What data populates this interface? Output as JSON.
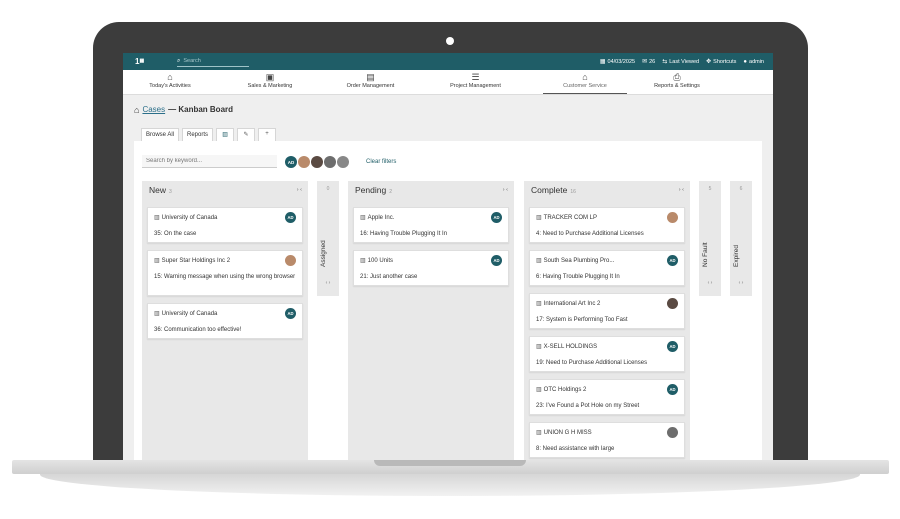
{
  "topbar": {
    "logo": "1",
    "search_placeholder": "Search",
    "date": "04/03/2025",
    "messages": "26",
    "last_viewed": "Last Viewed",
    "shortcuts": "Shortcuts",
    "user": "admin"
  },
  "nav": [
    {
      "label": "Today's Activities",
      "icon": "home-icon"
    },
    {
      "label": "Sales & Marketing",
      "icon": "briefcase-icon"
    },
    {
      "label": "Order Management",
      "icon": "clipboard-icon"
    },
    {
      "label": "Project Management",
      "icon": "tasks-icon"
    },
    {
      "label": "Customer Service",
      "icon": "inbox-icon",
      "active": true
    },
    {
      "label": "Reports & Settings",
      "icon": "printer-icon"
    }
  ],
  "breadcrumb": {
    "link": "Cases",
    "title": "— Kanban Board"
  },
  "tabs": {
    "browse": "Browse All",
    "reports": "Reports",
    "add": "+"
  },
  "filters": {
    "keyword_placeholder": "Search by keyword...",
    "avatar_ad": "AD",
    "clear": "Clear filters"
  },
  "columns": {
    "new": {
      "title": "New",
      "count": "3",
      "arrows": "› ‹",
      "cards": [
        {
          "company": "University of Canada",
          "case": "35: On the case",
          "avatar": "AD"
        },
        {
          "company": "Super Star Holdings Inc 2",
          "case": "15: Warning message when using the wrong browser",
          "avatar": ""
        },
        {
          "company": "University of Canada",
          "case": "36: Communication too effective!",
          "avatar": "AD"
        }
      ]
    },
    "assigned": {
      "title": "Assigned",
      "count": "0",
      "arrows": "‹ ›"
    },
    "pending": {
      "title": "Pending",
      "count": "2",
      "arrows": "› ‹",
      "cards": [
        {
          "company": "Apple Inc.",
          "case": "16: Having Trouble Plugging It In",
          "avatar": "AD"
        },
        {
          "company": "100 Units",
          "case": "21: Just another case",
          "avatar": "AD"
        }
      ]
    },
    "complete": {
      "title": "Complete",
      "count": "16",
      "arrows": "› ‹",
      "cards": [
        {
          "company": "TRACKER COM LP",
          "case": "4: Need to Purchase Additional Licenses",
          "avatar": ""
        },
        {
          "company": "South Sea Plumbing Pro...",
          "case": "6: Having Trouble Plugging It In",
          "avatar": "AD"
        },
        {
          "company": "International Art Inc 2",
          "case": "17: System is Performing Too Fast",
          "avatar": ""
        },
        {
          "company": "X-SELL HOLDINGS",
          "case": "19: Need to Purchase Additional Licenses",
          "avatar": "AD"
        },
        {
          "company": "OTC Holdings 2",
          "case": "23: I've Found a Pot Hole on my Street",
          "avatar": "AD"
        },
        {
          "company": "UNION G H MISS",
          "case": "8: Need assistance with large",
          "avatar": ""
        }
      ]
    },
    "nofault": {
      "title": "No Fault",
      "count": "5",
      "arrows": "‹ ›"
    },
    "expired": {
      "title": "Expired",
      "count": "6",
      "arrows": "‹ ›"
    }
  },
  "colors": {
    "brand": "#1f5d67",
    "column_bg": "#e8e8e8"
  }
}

----

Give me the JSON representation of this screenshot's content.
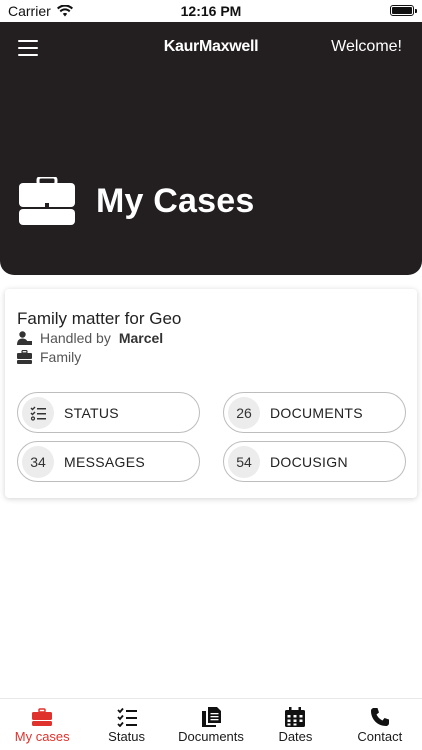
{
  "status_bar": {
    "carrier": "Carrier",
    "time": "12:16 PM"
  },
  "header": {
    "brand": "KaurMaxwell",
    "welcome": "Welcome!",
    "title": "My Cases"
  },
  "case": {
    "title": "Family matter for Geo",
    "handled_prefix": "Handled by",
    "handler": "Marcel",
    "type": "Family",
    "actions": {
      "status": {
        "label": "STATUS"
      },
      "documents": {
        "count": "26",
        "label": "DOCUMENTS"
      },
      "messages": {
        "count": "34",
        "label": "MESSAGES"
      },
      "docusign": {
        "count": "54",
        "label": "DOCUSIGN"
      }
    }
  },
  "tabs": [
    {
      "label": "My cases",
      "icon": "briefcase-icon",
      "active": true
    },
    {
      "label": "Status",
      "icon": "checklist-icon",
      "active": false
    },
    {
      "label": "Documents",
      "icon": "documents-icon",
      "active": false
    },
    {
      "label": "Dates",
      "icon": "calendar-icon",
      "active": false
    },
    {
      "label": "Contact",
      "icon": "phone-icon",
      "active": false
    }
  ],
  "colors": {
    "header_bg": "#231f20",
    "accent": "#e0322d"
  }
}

----

EXERCISE AIM => In the records, locate each line holding the string "Search" and copy it.

EXERCISE ANSWER =>
    "search_placeholder": "Search",
    "keyword_placeholder": "Search by keyword...",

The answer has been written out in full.